— What to do —
Where a line holds the string "their", return that line.
***** Data for this task *****
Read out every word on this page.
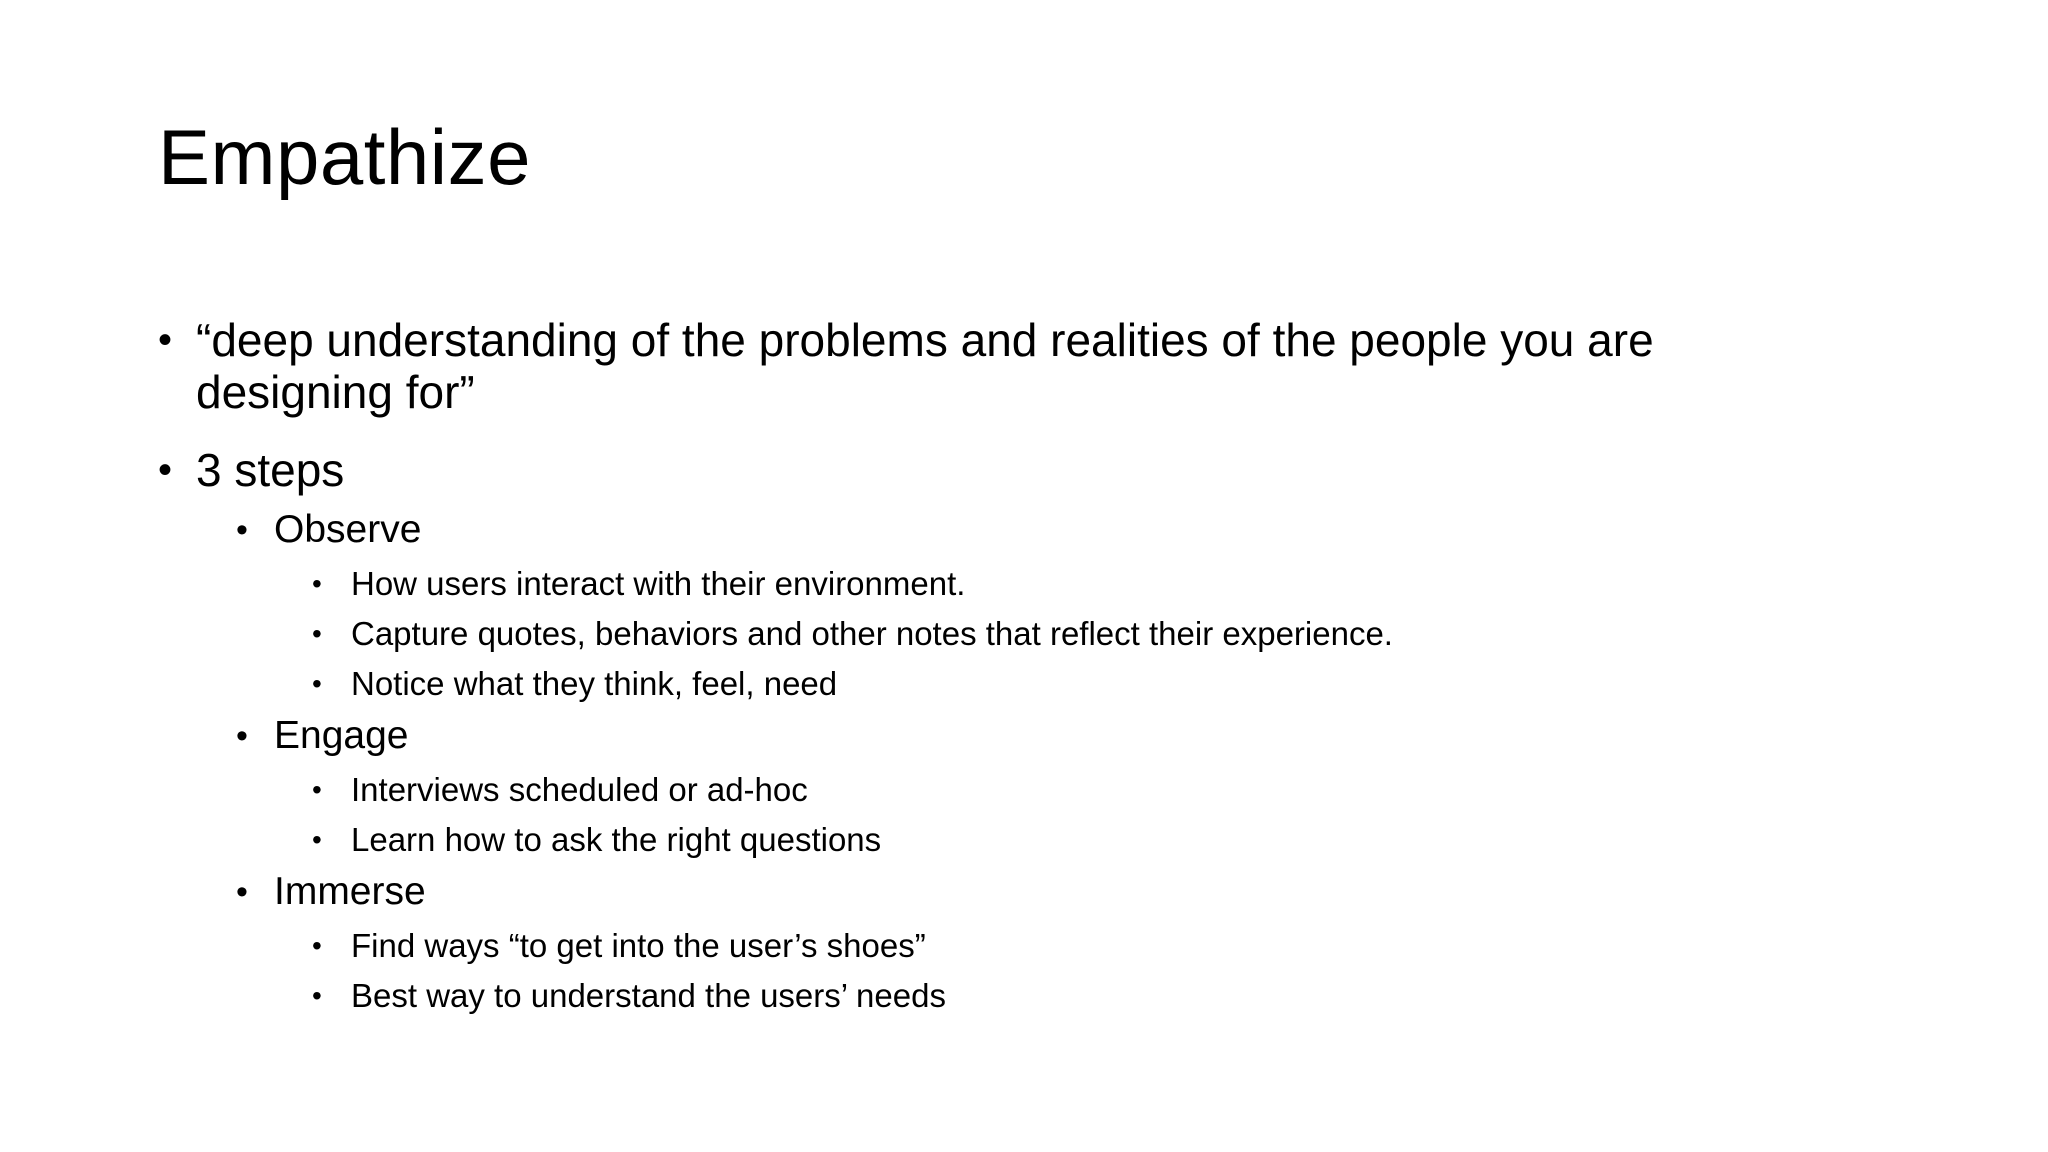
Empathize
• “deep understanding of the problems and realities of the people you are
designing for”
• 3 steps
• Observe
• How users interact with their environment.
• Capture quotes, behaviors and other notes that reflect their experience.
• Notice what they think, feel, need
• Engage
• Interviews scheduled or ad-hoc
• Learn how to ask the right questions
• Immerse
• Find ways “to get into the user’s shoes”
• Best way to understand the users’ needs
*****
— Final result —
• How users interact with their environment.
• Capture quotes, behaviors and other notes that reflect their experience.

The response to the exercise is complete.